> **GOAL OF THE EXERCISE**:
Every entry that follows needs to be repeated exactly.

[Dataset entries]
** Start **
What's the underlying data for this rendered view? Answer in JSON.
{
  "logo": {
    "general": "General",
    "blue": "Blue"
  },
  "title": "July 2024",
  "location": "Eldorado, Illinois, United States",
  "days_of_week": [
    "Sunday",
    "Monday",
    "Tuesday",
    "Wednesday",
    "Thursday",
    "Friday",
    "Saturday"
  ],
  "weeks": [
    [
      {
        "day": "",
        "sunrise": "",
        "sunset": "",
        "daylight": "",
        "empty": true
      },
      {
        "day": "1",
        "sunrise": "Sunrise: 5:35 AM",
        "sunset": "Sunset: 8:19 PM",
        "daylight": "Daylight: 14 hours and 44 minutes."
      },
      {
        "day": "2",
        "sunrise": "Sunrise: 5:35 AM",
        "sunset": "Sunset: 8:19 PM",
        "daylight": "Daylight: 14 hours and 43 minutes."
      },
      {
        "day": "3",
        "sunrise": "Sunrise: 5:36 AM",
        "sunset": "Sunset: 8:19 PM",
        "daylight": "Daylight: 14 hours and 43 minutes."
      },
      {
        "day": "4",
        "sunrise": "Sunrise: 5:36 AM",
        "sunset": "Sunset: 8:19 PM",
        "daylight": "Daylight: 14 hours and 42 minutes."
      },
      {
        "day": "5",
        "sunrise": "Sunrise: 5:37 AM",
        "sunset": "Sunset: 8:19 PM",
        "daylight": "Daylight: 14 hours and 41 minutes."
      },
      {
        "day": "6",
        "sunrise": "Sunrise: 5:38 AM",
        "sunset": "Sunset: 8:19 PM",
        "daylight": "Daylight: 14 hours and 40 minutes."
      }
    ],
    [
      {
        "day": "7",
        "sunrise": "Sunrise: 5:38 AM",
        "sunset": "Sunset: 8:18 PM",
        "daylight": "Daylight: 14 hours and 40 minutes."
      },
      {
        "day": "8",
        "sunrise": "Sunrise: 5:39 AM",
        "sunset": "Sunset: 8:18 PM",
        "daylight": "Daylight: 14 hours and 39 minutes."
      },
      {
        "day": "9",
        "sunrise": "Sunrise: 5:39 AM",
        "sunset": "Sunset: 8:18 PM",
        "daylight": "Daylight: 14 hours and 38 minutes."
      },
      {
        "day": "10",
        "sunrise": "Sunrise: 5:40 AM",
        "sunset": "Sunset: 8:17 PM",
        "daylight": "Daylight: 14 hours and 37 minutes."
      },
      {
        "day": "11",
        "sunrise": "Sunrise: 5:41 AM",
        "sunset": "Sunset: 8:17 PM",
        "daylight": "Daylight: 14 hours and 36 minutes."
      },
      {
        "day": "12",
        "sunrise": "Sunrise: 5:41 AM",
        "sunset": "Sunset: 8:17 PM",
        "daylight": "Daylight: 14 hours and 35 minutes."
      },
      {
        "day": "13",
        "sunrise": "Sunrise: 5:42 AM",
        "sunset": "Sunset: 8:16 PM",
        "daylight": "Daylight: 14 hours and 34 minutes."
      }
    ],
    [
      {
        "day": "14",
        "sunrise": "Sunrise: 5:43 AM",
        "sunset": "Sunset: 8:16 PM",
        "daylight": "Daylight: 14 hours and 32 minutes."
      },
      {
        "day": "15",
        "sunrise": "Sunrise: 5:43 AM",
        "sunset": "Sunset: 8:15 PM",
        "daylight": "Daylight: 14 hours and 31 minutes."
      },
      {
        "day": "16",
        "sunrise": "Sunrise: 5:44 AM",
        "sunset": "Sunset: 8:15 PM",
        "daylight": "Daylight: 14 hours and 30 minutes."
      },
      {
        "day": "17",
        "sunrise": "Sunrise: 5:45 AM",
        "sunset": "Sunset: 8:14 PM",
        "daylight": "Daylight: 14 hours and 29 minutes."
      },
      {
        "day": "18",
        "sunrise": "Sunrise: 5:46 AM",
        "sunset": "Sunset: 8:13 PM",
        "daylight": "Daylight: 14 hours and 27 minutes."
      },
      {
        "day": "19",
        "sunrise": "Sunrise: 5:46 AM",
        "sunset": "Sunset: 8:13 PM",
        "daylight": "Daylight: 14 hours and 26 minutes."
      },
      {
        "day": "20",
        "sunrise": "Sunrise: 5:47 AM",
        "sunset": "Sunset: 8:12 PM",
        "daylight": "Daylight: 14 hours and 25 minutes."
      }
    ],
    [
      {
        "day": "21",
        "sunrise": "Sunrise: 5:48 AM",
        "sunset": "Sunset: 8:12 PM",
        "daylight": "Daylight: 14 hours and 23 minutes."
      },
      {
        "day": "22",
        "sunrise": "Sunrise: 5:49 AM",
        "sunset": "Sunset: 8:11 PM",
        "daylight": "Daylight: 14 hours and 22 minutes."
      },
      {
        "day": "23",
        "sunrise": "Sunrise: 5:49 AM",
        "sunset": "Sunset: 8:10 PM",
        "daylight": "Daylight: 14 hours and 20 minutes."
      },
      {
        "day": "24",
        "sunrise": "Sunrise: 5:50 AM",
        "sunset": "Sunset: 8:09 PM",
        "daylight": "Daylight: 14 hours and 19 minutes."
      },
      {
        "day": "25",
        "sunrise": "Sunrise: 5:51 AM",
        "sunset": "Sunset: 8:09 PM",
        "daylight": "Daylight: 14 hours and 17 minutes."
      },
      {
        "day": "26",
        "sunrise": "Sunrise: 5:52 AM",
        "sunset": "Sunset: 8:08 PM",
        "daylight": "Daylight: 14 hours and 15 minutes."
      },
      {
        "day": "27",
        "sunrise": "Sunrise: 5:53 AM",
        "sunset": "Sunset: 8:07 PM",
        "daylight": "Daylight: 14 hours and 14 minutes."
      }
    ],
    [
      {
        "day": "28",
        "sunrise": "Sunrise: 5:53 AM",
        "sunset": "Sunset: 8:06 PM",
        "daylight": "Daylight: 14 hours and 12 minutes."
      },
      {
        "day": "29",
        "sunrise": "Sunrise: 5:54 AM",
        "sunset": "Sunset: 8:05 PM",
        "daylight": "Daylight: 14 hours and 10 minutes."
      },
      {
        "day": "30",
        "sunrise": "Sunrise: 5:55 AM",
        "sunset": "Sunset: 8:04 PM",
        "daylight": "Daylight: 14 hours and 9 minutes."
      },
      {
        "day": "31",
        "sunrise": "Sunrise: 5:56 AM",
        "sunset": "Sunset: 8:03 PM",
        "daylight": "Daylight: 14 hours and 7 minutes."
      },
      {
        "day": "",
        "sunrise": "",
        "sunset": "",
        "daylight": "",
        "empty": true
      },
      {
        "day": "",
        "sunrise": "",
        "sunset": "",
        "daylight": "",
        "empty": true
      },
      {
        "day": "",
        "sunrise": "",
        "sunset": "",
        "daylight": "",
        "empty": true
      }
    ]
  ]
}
** End **
> **THE SOLUTION**:
What's the underlying data for this rendered view? Answer in JSON.
{
  "logo": {
    "general": "General",
    "blue": "Blue"
  },
  "title": "July 2024",
  "location": "Eldorado, Illinois, United States",
  "days_of_week": [
    "Sunday",
    "Monday",
    "Tuesday",
    "Wednesday",
    "Thursday",
    "Friday",
    "Saturday"
  ],
  "weeks": [
    [
      {
        "day": "",
        "sunrise": "",
        "sunset": "",
        "daylight": "",
        "empty": true
      },
      {
        "day": "1",
        "sunrise": "Sunrise: 5:35 AM",
        "sunset": "Sunset: 8:19 PM",
        "daylight": "Daylight: 14 hours and 44 minutes."
      },
      {
        "day": "2",
        "sunrise": "Sunrise: 5:35 AM",
        "sunset": "Sunset: 8:19 PM",
        "daylight": "Daylight: 14 hours and 43 minutes."
      },
      {
        "day": "3",
        "sunrise": "Sunrise: 5:36 AM",
        "sunset": "Sunset: 8:19 PM",
        "daylight": "Daylight: 14 hours and 43 minutes."
      },
      {
        "day": "4",
        "sunrise": "Sunrise: 5:36 AM",
        "sunset": "Sunset: 8:19 PM",
        "daylight": "Daylight: 14 hours and 42 minutes."
      },
      {
        "day": "5",
        "sunrise": "Sunrise: 5:37 AM",
        "sunset": "Sunset: 8:19 PM",
        "daylight": "Daylight: 14 hours and 41 minutes."
      },
      {
        "day": "6",
        "sunrise": "Sunrise: 5:38 AM",
        "sunset": "Sunset: 8:19 PM",
        "daylight": "Daylight: 14 hours and 40 minutes."
      }
    ],
    [
      {
        "day": "7",
        "sunrise": "Sunrise: 5:38 AM",
        "sunset": "Sunset: 8:18 PM",
        "daylight": "Daylight: 14 hours and 40 minutes."
      },
      {
        "day": "8",
        "sunrise": "Sunrise: 5:39 AM",
        "sunset": "Sunset: 8:18 PM",
        "daylight": "Daylight: 14 hours and 39 minutes."
      },
      {
        "day": "9",
        "sunrise": "Sunrise: 5:39 AM",
        "sunset": "Sunset: 8:18 PM",
        "daylight": "Daylight: 14 hours and 38 minutes."
      },
      {
        "day": "10",
        "sunrise": "Sunrise: 5:40 AM",
        "sunset": "Sunset: 8:17 PM",
        "daylight": "Daylight: 14 hours and 37 minutes."
      },
      {
        "day": "11",
        "sunrise": "Sunrise: 5:41 AM",
        "sunset": "Sunset: 8:17 PM",
        "daylight": "Daylight: 14 hours and 36 minutes."
      },
      {
        "day": "12",
        "sunrise": "Sunrise: 5:41 AM",
        "sunset": "Sunset: 8:17 PM",
        "daylight": "Daylight: 14 hours and 35 minutes."
      },
      {
        "day": "13",
        "sunrise": "Sunrise: 5:42 AM",
        "sunset": "Sunset: 8:16 PM",
        "daylight": "Daylight: 14 hours and 34 minutes."
      }
    ],
    [
      {
        "day": "14",
        "sunrise": "Sunrise: 5:43 AM",
        "sunset": "Sunset: 8:16 PM",
        "daylight": "Daylight: 14 hours and 32 minutes."
      },
      {
        "day": "15",
        "sunrise": "Sunrise: 5:43 AM",
        "sunset": "Sunset: 8:15 PM",
        "daylight": "Daylight: 14 hours and 31 minutes."
      },
      {
        "day": "16",
        "sunrise": "Sunrise: 5:44 AM",
        "sunset": "Sunset: 8:15 PM",
        "daylight": "Daylight: 14 hours and 30 minutes."
      },
      {
        "day": "17",
        "sunrise": "Sunrise: 5:45 AM",
        "sunset": "Sunset: 8:14 PM",
        "daylight": "Daylight: 14 hours and 29 minutes."
      },
      {
        "day": "18",
        "sunrise": "Sunrise: 5:46 AM",
        "sunset": "Sunset: 8:13 PM",
        "daylight": "Daylight: 14 hours and 27 minutes."
      },
      {
        "day": "19",
        "sunrise": "Sunrise: 5:46 AM",
        "sunset": "Sunset: 8:13 PM",
        "daylight": "Daylight: 14 hours and 26 minutes."
      },
      {
        "day": "20",
        "sunrise": "Sunrise: 5:47 AM",
        "sunset": "Sunset: 8:12 PM",
        "daylight": "Daylight: 14 hours and 25 minutes."
      }
    ],
    [
      {
        "day": "21",
        "sunrise": "Sunrise: 5:48 AM",
        "sunset": "Sunset: 8:12 PM",
        "daylight": "Daylight: 14 hours and 23 minutes."
      },
      {
        "day": "22",
        "sunrise": "Sunrise: 5:49 AM",
        "sunset": "Sunset: 8:11 PM",
        "daylight": "Daylight: 14 hours and 22 minutes."
      },
      {
        "day": "23",
        "sunrise": "Sunrise: 5:49 AM",
        "sunset": "Sunset: 8:10 PM",
        "daylight": "Daylight: 14 hours and 20 minutes."
      },
      {
        "day": "24",
        "sunrise": "Sunrise: 5:50 AM",
        "sunset": "Sunset: 8:09 PM",
        "daylight": "Daylight: 14 hours and 19 minutes."
      },
      {
        "day": "25",
        "sunrise": "Sunrise: 5:51 AM",
        "sunset": "Sunset: 8:09 PM",
        "daylight": "Daylight: 14 hours and 17 minutes."
      },
      {
        "day": "26",
        "sunrise": "Sunrise: 5:52 AM",
        "sunset": "Sunset: 8:08 PM",
        "daylight": "Daylight: 14 hours and 15 minutes."
      },
      {
        "day": "27",
        "sunrise": "Sunrise: 5:53 AM",
        "sunset": "Sunset: 8:07 PM",
        "daylight": "Daylight: 14 hours and 14 minutes."
      }
    ],
    [
      {
        "day": "28",
        "sunrise": "Sunrise: 5:53 AM",
        "sunset": "Sunset: 8:06 PM",
        "daylight": "Daylight: 14 hours and 12 minutes."
      },
      {
        "day": "29",
        "sunrise": "Sunrise: 5:54 AM",
        "sunset": "Sunset: 8:05 PM",
        "daylight": "Daylight: 14 hours and 10 minutes."
      },
      {
        "day": "30",
        "sunrise": "Sunrise: 5:55 AM",
        "sunset": "Sunset: 8:04 PM",
        "daylight": "Daylight: 14 hours and 9 minutes."
      },
      {
        "day": "31",
        "sunrise": "Sunrise: 5:56 AM",
        "sunset": "Sunset: 8:03 PM",
        "daylight": "Daylight: 14 hours and 7 minutes."
      },
      {
        "day": "",
        "sunrise": "",
        "sunset": "",
        "daylight": "",
        "empty": true
      },
      {
        "day": "",
        "sunrise": "",
        "sunset": "",
        "daylight": "",
        "empty": true
      },
      {
        "day": "",
        "sunrise": "",
        "sunset": "",
        "daylight": "",
        "empty": true
      }
    ]
  ]
}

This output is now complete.